EXERCISE GOAL —
Down to the last line, reproduce the data that follows, but skip the pictures.

(Dataset entries)
--

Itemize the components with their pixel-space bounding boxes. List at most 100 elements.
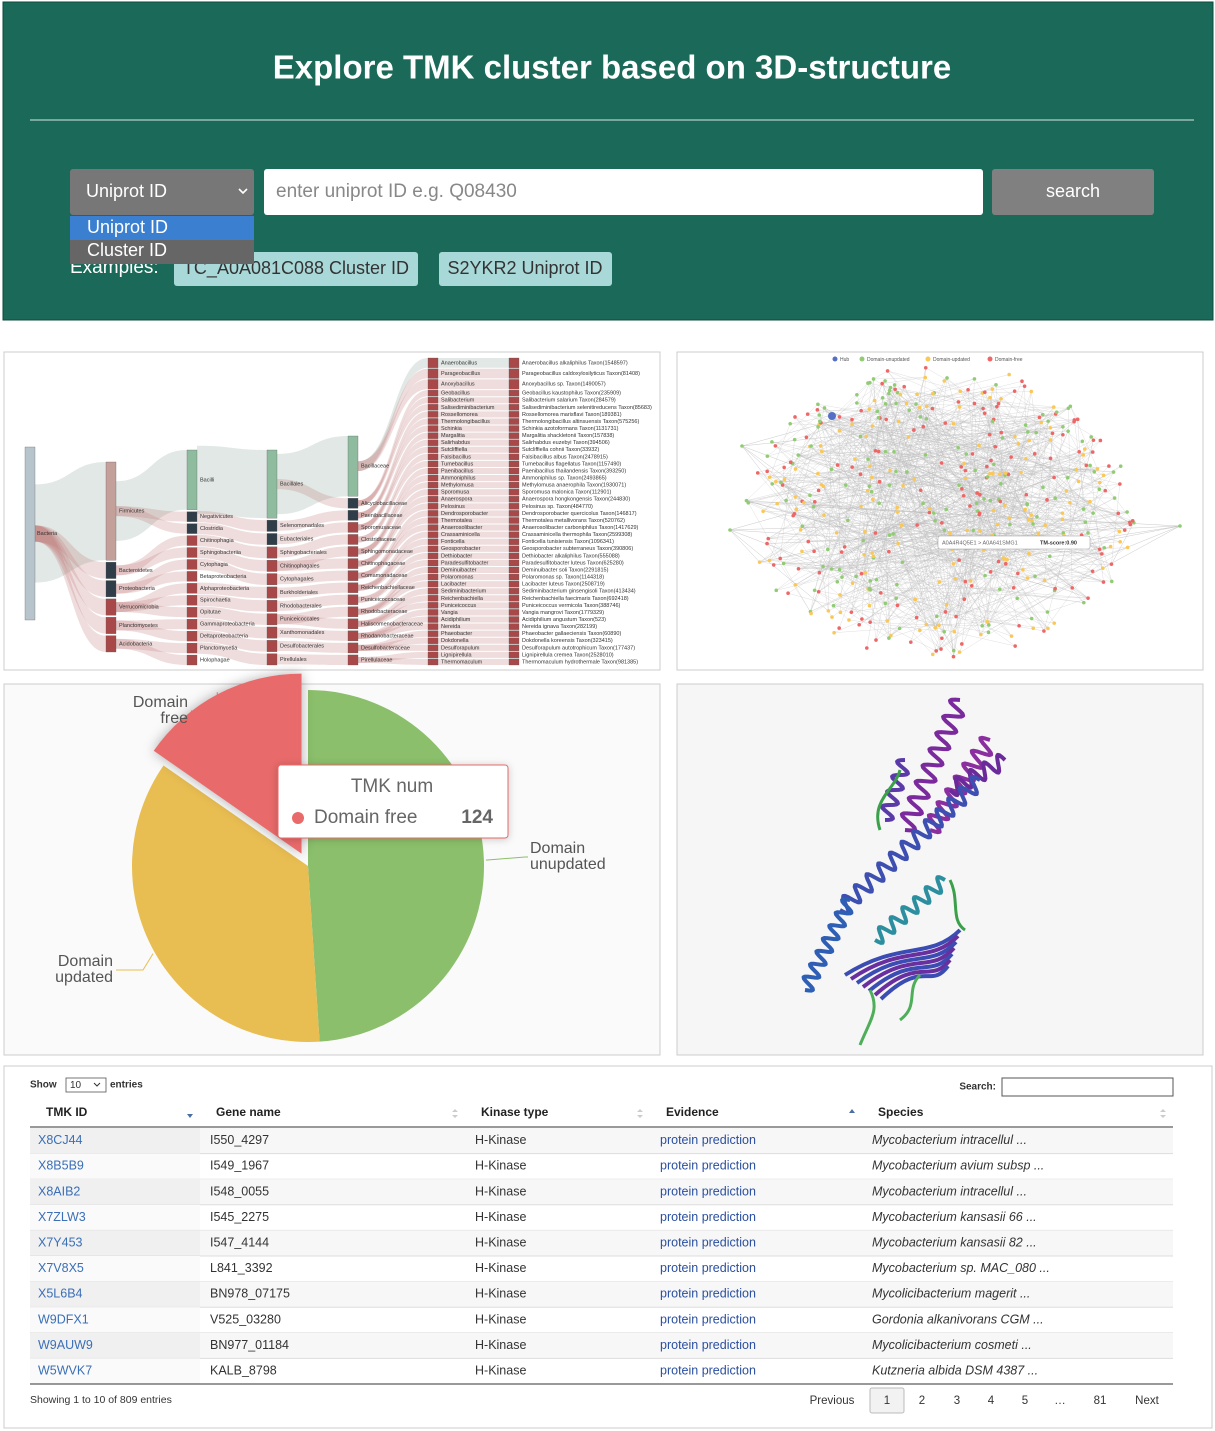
network-node: [793, 495, 798, 499]
cell-link[interactable]: W5WVK7: [38, 1363, 92, 1377]
cell-link[interactable]: X8B5B9: [38, 1159, 84, 1173]
cell-link[interactable]: protein prediction: [660, 1338, 756, 1352]
sankey-node-label: Gammaproteobacteria: [200, 622, 256, 628]
cell-link[interactable]: protein prediction: [660, 1133, 756, 1147]
page-length-select[interactable]: [65, 1077, 107, 1093]
network-node: [809, 611, 813, 616]
search-input[interactable]: [264, 169, 983, 215]
cell-link[interactable]: protein prediction: [660, 1261, 756, 1275]
dropdown-option-bg[interactable]: [70, 240, 254, 264]
network-edge: [870, 546, 1111, 591]
sankey-node-label: Sphingobacteriales: [280, 550, 327, 556]
network-node: [1009, 634, 1014, 638]
sankey-node: [186, 642, 198, 654]
page-link[interactable]: 5: [1022, 1395, 1028, 1407]
cell-link[interactable]: X7Y453: [38, 1235, 83, 1249]
network-node: [1125, 510, 1129, 514]
sankey-node-label: Thermolongibacillus altinsuensis Taxon(5…: [522, 419, 639, 425]
sankey-flow: [358, 510, 428, 579]
page-link[interactable]: …: [1054, 1395, 1066, 1407]
sankey-node: [508, 432, 520, 439]
cell-link[interactable]: X8CJ44: [38, 1133, 83, 1147]
page-link[interactable]: 2: [919, 1395, 925, 1407]
cell-link[interactable]: protein prediction: [660, 1363, 756, 1377]
network-edge: [836, 532, 1006, 564]
column-header[interactable]: Kinase type: [481, 1105, 549, 1119]
sankey-flow: [438, 397, 509, 404]
network-node: [819, 482, 824, 487]
network-node: [987, 432, 992, 437]
network-node: [1061, 531, 1066, 535]
column-header[interactable]: Evidence: [666, 1105, 719, 1119]
cell-link[interactable]: X7ZLW3: [38, 1210, 86, 1224]
network-node: [1011, 586, 1016, 590]
page-link[interactable]: 81: [1094, 1395, 1107, 1407]
network-node: [791, 513, 795, 518]
sankey-node: [347, 630, 359, 642]
current-page[interactable]: [869, 1387, 905, 1414]
page-link[interactable]: 4: [988, 1395, 995, 1407]
network-edge: [916, 407, 960, 618]
cell-link[interactable]: X5L6B4: [38, 1287, 83, 1301]
cell-link[interactable]: protein prediction: [660, 1210, 756, 1224]
sankey-node: [508, 559, 520, 567]
sankey-node-label: Salirhabdus euzebyi Taxon(394506): [522, 440, 610, 446]
network-node: [945, 376, 949, 380]
network-node: [963, 476, 968, 481]
network-node: [887, 533, 892, 537]
cell-link[interactable]: protein prediction: [660, 1159, 756, 1173]
network-edge: [898, 517, 1010, 544]
beta-strand: [867, 952, 954, 993]
column-header[interactable]: TMK ID: [46, 1105, 88, 1119]
cell-link[interactable]: W9DFX1: [38, 1312, 89, 1326]
select-box[interactable]: [70, 169, 254, 215]
sankey-flow: [116, 638, 187, 654]
network-node: [1107, 464, 1111, 468]
cell-link[interactable]: protein prediction: [660, 1287, 756, 1301]
sankey-node-label: Pirellulaceae: [361, 657, 393, 663]
column-header[interactable]: Gene name: [216, 1105, 281, 1119]
cell-link[interactable]: W9AUW9: [38, 1338, 93, 1352]
network-edge: [1047, 597, 1089, 613]
page-link[interactable]: 3: [954, 1395, 960, 1407]
sankey-node: [266, 586, 278, 599]
network-node: [879, 591, 883, 595]
pie-slice: [153, 673, 302, 854]
sankey-node-label: Schinkia azotoformans Taxon(1131731): [522, 426, 619, 432]
dropdown-option-active[interactable]: [70, 216, 254, 240]
sankey-flow: [277, 558, 348, 571]
network-edge: [887, 547, 1128, 622]
label-line: [191, 692, 219, 712]
table-search-input[interactable]: [1001, 1077, 1174, 1097]
network-edge: [959, 494, 1027, 653]
cell-link[interactable]: X8AIB2: [38, 1184, 80, 1198]
network-node: [918, 488, 923, 493]
network-node: [923, 365, 928, 370]
network-node: [859, 571, 864, 576]
column-header[interactable]: Species: [878, 1105, 924, 1119]
sankey-node-label: Puniceicoccaceae: [361, 597, 405, 603]
network-node: [957, 405, 962, 409]
cell-link[interactable]: protein prediction: [660, 1235, 756, 1249]
network-edge: [913, 419, 1078, 431]
network-node: [985, 464, 989, 469]
page-link[interactable]: Previous: [810, 1395, 855, 1407]
search-button[interactable]: [992, 169, 1154, 215]
network-node: [873, 531, 878, 535]
network-edge: [860, 394, 901, 437]
network-node: [816, 488, 821, 493]
example-button[interactable]: [439, 252, 612, 286]
sankey-flow: [358, 531, 428, 591]
network-node: [830, 615, 834, 619]
network-node: [858, 434, 863, 439]
page-link[interactable]: Next: [1135, 1395, 1159, 1407]
network-node: [1118, 482, 1122, 486]
page-link[interactable]: 1: [884, 1395, 890, 1407]
network-node: [866, 381, 870, 385]
cell-link[interactable]: protein prediction: [660, 1312, 756, 1326]
network-node: [870, 551, 874, 555]
sankey-node: [508, 489, 520, 496]
cell-link[interactable]: X7V8X5: [38, 1261, 84, 1275]
cell-link[interactable]: protein prediction: [660, 1184, 756, 1198]
network-edge: [776, 549, 828, 591]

--

PROBLEM SOLUTION —
Itemize the components with their pixel-space bounding boxes. List at most 100 elements.
network-node: [793, 495, 798, 499]
cell-link[interactable]: W5WVK7: [38, 1363, 92, 1377]
cell-link[interactable]: X8B5B9: [38, 1159, 84, 1173]
cell-link[interactable]: protein prediction: [660, 1338, 756, 1352]
sankey-node-label: Gammaproteobacteria: [200, 622, 256, 628]
cell-link[interactable]: protein prediction: [660, 1133, 756, 1147]
page-length-select[interactable]: [65, 1077, 107, 1093]
network-node: [809, 611, 813, 616]
search-input[interactable]: [264, 169, 983, 215]
cell-link[interactable]: protein prediction: [660, 1261, 756, 1275]
dropdown-option-bg[interactable]: [70, 240, 254, 264]
network-edge: [870, 546, 1111, 591]
sankey-node-label: Sphingobacteriales: [280, 550, 327, 556]
network-node: [1009, 634, 1014, 638]
sankey-node: [186, 642, 198, 654]
page-link[interactable]: 5: [1022, 1395, 1028, 1407]
cell-link[interactable]: X7Y453: [38, 1235, 83, 1249]
network-node: [1125, 510, 1129, 514]
sankey-node-label: Thermolongibacillus altinsuensis Taxon(5…: [522, 419, 639, 425]
sankey-flow: [358, 510, 428, 579]
page-link[interactable]: …: [1054, 1395, 1066, 1407]
sankey-node: [508, 432, 520, 439]
cell-link[interactable]: X8CJ44: [38, 1133, 83, 1147]
page-link[interactable]: 2: [919, 1395, 925, 1407]
cell-link[interactable]: protein prediction: [660, 1363, 756, 1377]
network-edge: [836, 532, 1006, 564]
column-header[interactable]: Kinase type: [481, 1105, 549, 1119]
sankey-flow: [438, 397, 509, 404]
network-node: [819, 482, 824, 487]
network-node: [987, 432, 992, 437]
network-node: [1061, 531, 1066, 535]
column-header[interactable]: Evidence: [666, 1105, 719, 1119]
cell-link[interactable]: X7ZLW3: [38, 1210, 86, 1224]
network-node: [1011, 586, 1016, 590]
page-link[interactable]: 81: [1094, 1395, 1107, 1407]
network-node: [791, 513, 795, 518]
sankey-node: [347, 630, 359, 642]
current-page[interactable]: [869, 1387, 905, 1414]
page-link[interactable]: 4: [988, 1395, 995, 1407]
network-edge: [916, 407, 960, 618]
cell-link[interactable]: X5L6B4: [38, 1287, 83, 1301]
cell-link[interactable]: protein prediction: [660, 1210, 756, 1224]
sankey-node: [508, 559, 520, 567]
sankey-node-label: Salirhabdus euzebyi Taxon(394506): [522, 440, 610, 446]
network-node: [945, 376, 949, 380]
network-node: [963, 476, 968, 481]
network-node: [887, 533, 892, 537]
cell-link[interactable]: protein prediction: [660, 1159, 756, 1173]
network-edge: [898, 517, 1010, 544]
beta-strand: [867, 952, 954, 993]
column-header[interactable]: TMK ID: [46, 1105, 88, 1119]
cell-link[interactable]: W9DFX1: [38, 1312, 89, 1326]
select-box[interactable]: [70, 169, 254, 215]
sankey-flow: [116, 638, 187, 654]
network-node: [1107, 464, 1111, 468]
cell-link[interactable]: protein prediction: [660, 1287, 756, 1301]
sankey-node-label: Pirellulaceae: [361, 657, 393, 663]
column-header[interactable]: Gene name: [216, 1105, 281, 1119]
cell-link[interactable]: W9AUW9: [38, 1338, 93, 1352]
network-edge: [1047, 597, 1089, 613]
page-link[interactable]: 3: [954, 1395, 960, 1407]
sankey-node: [266, 586, 278, 599]
network-node: [879, 591, 883, 595]
pie-slice: [153, 673, 302, 854]
sankey-node-label: Schinkia azotoformans Taxon(1131731): [522, 426, 619, 432]
dropdown-option-active[interactable]: [70, 216, 254, 240]
sankey-flow: [277, 558, 348, 571]
network-edge: [887, 547, 1128, 622]
label-line: [191, 692, 219, 712]
table-search-input[interactable]: [1001, 1077, 1174, 1097]
network-edge: [959, 494, 1027, 653]
cell-link[interactable]: X8AIB2: [38, 1184, 80, 1198]
network-node: [918, 488, 923, 493]
network-node: [923, 365, 928, 370]
network-node: [859, 571, 864, 576]
column-header[interactable]: Species: [878, 1105, 924, 1119]
sankey-node-label: Puniceicoccaceae: [361, 597, 405, 603]
network-node: [957, 405, 962, 409]
cell-link[interactable]: protein prediction: [660, 1235, 756, 1249]
network-edge: [913, 419, 1078, 431]
network-node: [985, 464, 989, 469]
page-link[interactable]: Previous: [810, 1395, 855, 1407]
search-button[interactable]: [992, 169, 1154, 215]
network-node: [873, 531, 878, 535]
network-edge: [860, 394, 901, 437]
network-node: [816, 488, 821, 493]
example-button[interactable]: [439, 252, 612, 286]
sankey-flow: [358, 531, 428, 591]
network-node: [830, 615, 834, 619]
network-node: [858, 434, 863, 439]
page-link[interactable]: Next: [1135, 1395, 1159, 1407]
network-node: [1118, 482, 1122, 486]
page-link[interactable]: 1: [884, 1395, 890, 1407]
network-node: [866, 381, 870, 385]
cell-link[interactable]: protein prediction: [660, 1312, 756, 1326]
network-node: [870, 551, 874, 555]
sankey-node: [508, 489, 520, 496]
cell-link[interactable]: X7V8X5: [38, 1261, 84, 1275]
cell-link[interactable]: protein prediction: [660, 1184, 756, 1198]
network-edge: [776, 549, 828, 591]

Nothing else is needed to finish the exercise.